- **WHAT YOU HAVE TO DO**:
Write out all of the entries exactly as given.

- **GIVEN RECORDS**:
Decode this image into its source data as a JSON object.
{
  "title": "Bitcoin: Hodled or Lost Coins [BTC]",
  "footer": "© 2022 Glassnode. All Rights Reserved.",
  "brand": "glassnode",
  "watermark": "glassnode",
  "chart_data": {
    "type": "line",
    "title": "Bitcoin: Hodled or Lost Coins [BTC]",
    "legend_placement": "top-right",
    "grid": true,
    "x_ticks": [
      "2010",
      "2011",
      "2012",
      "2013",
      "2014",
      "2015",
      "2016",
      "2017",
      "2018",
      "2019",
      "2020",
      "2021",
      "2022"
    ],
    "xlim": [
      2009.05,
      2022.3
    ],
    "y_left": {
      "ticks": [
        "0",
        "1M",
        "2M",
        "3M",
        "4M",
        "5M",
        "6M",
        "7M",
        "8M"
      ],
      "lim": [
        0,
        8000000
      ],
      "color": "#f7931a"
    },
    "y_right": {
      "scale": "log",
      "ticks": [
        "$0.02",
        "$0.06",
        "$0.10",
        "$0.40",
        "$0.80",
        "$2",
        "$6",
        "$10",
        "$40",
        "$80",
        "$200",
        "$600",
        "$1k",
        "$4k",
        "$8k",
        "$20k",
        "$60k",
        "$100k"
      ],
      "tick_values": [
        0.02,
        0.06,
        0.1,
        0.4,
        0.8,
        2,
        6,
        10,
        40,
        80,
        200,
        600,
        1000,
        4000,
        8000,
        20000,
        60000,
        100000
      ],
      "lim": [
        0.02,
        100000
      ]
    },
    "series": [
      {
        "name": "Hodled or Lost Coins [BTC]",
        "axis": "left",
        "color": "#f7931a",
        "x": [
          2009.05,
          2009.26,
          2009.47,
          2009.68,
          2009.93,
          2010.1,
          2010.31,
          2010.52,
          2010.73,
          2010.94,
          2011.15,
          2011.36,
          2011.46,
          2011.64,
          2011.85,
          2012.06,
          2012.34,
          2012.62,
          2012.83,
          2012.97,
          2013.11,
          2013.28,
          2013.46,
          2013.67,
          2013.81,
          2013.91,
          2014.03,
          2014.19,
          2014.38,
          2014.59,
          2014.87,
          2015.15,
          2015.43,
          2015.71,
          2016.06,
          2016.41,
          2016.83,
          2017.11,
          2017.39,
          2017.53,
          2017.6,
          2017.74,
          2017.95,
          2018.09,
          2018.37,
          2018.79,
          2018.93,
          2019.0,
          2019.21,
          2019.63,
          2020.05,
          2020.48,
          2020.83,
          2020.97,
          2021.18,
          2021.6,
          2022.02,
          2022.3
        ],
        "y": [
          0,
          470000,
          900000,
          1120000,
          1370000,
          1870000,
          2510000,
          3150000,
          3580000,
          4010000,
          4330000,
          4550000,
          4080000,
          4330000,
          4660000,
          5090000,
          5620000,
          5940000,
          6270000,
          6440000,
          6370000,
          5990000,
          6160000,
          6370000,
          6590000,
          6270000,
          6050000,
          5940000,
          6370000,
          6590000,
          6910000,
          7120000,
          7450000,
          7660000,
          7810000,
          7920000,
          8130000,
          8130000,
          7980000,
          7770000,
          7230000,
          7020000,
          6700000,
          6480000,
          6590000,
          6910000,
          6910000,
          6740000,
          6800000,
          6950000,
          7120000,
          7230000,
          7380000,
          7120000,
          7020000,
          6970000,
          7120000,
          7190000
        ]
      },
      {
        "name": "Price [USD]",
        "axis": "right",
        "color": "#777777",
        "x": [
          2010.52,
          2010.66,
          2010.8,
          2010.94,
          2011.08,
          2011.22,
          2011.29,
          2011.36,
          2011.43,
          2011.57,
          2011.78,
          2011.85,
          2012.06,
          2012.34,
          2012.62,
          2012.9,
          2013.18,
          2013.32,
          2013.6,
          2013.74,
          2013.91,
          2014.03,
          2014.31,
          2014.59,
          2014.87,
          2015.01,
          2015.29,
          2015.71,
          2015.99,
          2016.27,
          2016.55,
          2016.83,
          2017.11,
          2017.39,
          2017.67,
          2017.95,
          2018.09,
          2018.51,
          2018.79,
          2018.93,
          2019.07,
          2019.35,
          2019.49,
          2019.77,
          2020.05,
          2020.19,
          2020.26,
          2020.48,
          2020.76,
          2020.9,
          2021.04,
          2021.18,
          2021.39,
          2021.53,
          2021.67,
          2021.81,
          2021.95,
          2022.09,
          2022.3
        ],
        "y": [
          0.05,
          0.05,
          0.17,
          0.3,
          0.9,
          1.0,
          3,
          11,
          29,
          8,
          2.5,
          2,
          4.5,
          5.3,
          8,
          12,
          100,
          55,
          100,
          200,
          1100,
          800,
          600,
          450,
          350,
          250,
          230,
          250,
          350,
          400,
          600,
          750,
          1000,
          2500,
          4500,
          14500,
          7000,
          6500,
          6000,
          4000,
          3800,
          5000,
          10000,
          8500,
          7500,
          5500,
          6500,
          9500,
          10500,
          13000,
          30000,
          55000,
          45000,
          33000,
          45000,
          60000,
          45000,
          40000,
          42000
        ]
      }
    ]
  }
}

- **RESPONSE FOR THIS EXERCISE**:
Decode this image into its source data as a JSON object.
{
  "title": "Bitcoin: Hodled or Lost Coins [BTC]",
  "footer": "© 2022 Glassnode. All Rights Reserved.",
  "brand": "glassnode",
  "watermark": "glassnode",
  "chart_data": {
    "type": "line",
    "title": "Bitcoin: Hodled or Lost Coins [BTC]",
    "legend_placement": "top-right",
    "grid": true,
    "x_ticks": [
      "2010",
      "2011",
      "2012",
      "2013",
      "2014",
      "2015",
      "2016",
      "2017",
      "2018",
      "2019",
      "2020",
      "2021",
      "2022"
    ],
    "xlim": [
      2009.05,
      2022.3
    ],
    "y_left": {
      "ticks": [
        "0",
        "1M",
        "2M",
        "3M",
        "4M",
        "5M",
        "6M",
        "7M",
        "8M"
      ],
      "lim": [
        0,
        8000000
      ],
      "color": "#f7931a"
    },
    "y_right": {
      "scale": "log",
      "ticks": [
        "$0.02",
        "$0.06",
        "$0.10",
        "$0.40",
        "$0.80",
        "$2",
        "$6",
        "$10",
        "$40",
        "$80",
        "$200",
        "$600",
        "$1k",
        "$4k",
        "$8k",
        "$20k",
        "$60k",
        "$100k"
      ],
      "tick_values": [
        0.02,
        0.06,
        0.1,
        0.4,
        0.8,
        2,
        6,
        10,
        40,
        80,
        200,
        600,
        1000,
        4000,
        8000,
        20000,
        60000,
        100000
      ],
      "lim": [
        0.02,
        100000
      ]
    },
    "series": [
      {
        "name": "Hodled or Lost Coins [BTC]",
        "axis": "left",
        "color": "#f7931a",
        "x": [
          2009.05,
          2009.26,
          2009.47,
          2009.68,
          2009.93,
          2010.1,
          2010.31,
          2010.52,
          2010.73,
          2010.94,
          2011.15,
          2011.36,
          2011.46,
          2011.64,
          2011.85,
          2012.06,
          2012.34,
          2012.62,
          2012.83,
          2012.97,
          2013.11,
          2013.28,
          2013.46,
          2013.67,
          2013.81,
          2013.91,
          2014.03,
          2014.19,
          2014.38,
          2014.59,
          2014.87,
          2015.15,
          2015.43,
          2015.71,
          2016.06,
          2016.41,
          2016.83,
          2017.11,
          2017.39,
          2017.53,
          2017.6,
          2017.74,
          2017.95,
          2018.09,
          2018.37,
          2018.79,
          2018.93,
          2019.0,
          2019.21,
          2019.63,
          2020.05,
          2020.48,
          2020.83,
          2020.97,
          2021.18,
          2021.6,
          2022.02,
          2022.3
        ],
        "y": [
          0,
          470000,
          900000,
          1120000,
          1370000,
          1870000,
          2510000,
          3150000,
          3580000,
          4010000,
          4330000,
          4550000,
          4080000,
          4330000,
          4660000,
          5090000,
          5620000,
          5940000,
          6270000,
          6440000,
          6370000,
          5990000,
          6160000,
          6370000,
          6590000,
          6270000,
          6050000,
          5940000,
          6370000,
          6590000,
          6910000,
          7120000,
          7450000,
          7660000,
          7810000,
          7920000,
          8130000,
          8130000,
          7980000,
          7770000,
          7230000,
          7020000,
          6700000,
          6480000,
          6590000,
          6910000,
          6910000,
          6740000,
          6800000,
          6950000,
          7120000,
          7230000,
          7380000,
          7120000,
          7020000,
          6970000,
          7120000,
          7190000
        ]
      },
      {
        "name": "Price [USD]",
        "axis": "right",
        "color": "#777777",
        "x": [
          2010.52,
          2010.66,
          2010.8,
          2010.94,
          2011.08,
          2011.22,
          2011.29,
          2011.36,
          2011.43,
          2011.57,
          2011.78,
          2011.85,
          2012.06,
          2012.34,
          2012.62,
          2012.9,
          2013.18,
          2013.32,
          2013.6,
          2013.74,
          2013.91,
          2014.03,
          2014.31,
          2014.59,
          2014.87,
          2015.01,
          2015.29,
          2015.71,
          2015.99,
          2016.27,
          2016.55,
          2016.83,
          2017.11,
          2017.39,
          2017.67,
          2017.95,
          2018.09,
          2018.51,
          2018.79,
          2018.93,
          2019.07,
          2019.35,
          2019.49,
          2019.77,
          2020.05,
          2020.19,
          2020.26,
          2020.48,
          2020.76,
          2020.9,
          2021.04,
          2021.18,
          2021.39,
          2021.53,
          2021.67,
          2021.81,
          2021.95,
          2022.09,
          2022.3
        ],
        "y": [
          0.05,
          0.05,
          0.17,
          0.3,
          0.9,
          1.0,
          3,
          11,
          29,
          8,
          2.5,
          2,
          4.5,
          5.3,
          8,
          12,
          100,
          55,
          100,
          200,
          1100,
          800,
          600,
          450,
          350,
          250,
          230,
          250,
          350,
          400,
          600,
          750,
          1000,
          2500,
          4500,
          14500,
          7000,
          6500,
          6000,
          4000,
          3800,
          5000,
          10000,
          8500,
          7500,
          5500,
          6500,
          9500,
          10500,
          13000,
          30000,
          55000,
          45000,
          33000,
          45000,
          60000,
          45000,
          40000,
          42000
        ]
      }
    ]
  }
}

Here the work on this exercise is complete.